PASSAGE FOR REVIEW:
The Philippines' is represented by individual skaters Paolo Borromeo, Sofia Frank, and Cathryn Limketkai. Pair skaters Isabella Gamez and Aleksandr Korovin will also compete. Russian-born Korovin received Filipino citizenship in 2024 allowing him to compete in the Asian Winter Games.

Philippine Skating Union president Nikki Cheng project at least a bronze medal for the pair of Gamez and Korovin. The pair finished fourth in the short program. They still finished fourth in both the free skate and overall missing a place on the podium.

Page segmentation data:

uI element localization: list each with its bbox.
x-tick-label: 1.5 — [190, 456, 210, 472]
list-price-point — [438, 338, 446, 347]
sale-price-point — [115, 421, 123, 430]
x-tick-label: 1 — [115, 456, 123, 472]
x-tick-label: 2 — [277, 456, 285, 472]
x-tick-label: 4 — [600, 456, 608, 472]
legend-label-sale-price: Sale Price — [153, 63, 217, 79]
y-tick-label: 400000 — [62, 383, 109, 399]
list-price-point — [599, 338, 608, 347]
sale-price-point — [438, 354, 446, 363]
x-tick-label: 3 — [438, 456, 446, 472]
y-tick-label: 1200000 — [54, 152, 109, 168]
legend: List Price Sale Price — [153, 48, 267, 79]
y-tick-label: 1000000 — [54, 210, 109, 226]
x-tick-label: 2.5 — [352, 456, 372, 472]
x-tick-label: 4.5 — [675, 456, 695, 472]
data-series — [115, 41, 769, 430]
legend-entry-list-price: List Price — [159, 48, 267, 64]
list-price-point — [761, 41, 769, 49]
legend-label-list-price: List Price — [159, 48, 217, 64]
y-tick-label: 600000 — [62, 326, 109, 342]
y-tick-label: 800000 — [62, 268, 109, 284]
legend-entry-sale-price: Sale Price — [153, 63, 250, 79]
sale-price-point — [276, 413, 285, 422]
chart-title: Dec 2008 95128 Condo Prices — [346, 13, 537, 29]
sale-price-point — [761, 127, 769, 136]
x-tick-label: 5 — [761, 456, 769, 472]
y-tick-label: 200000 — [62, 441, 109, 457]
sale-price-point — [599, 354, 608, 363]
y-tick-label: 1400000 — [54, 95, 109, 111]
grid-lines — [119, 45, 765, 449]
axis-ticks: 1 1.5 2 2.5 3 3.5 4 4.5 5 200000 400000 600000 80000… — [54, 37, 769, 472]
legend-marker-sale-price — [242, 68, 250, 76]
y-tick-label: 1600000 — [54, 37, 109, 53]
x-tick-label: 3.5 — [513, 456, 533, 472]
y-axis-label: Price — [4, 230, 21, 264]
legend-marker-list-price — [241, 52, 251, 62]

TASKS TO COMPLETE:
[1] In the passage on Philippine skaters, who is the president of the Philippine Skating Union?
[2] Based on the passage on Philippine skaters, explain why Korovin was able to compete in the Asian Winter Games.
[3] Set down, word for word, the part of the passage on Philippine skaters that begins at the words "The Philippines' is" and ends after the words "on the podium.".

RESPONSE LIST:
[1] Nikki Cheng.

[2] Korovin was born in Russia but received Filipino citizenship in 2024. That citizenship allowed him to compete in the Asian Winter Games.

[3]
The Philippines' is represented by individual skaters Paolo Borromeo, Sofia Frank, and Cathryn Limketkai. Pair skaters Isabella Gamez and Aleksandr Korovin will also compete. Russian-born Korovin received Filipino citizenship in 2024 allowing him to compete in the Asian Winter Games.

Philippine Skating Union president Nikki Cheng project at least a bronze medal for the pair of Gamez and Korovin. The pair finished fourth in the short program. They still finished fourth in both the free skate and overall missing a place on the podium.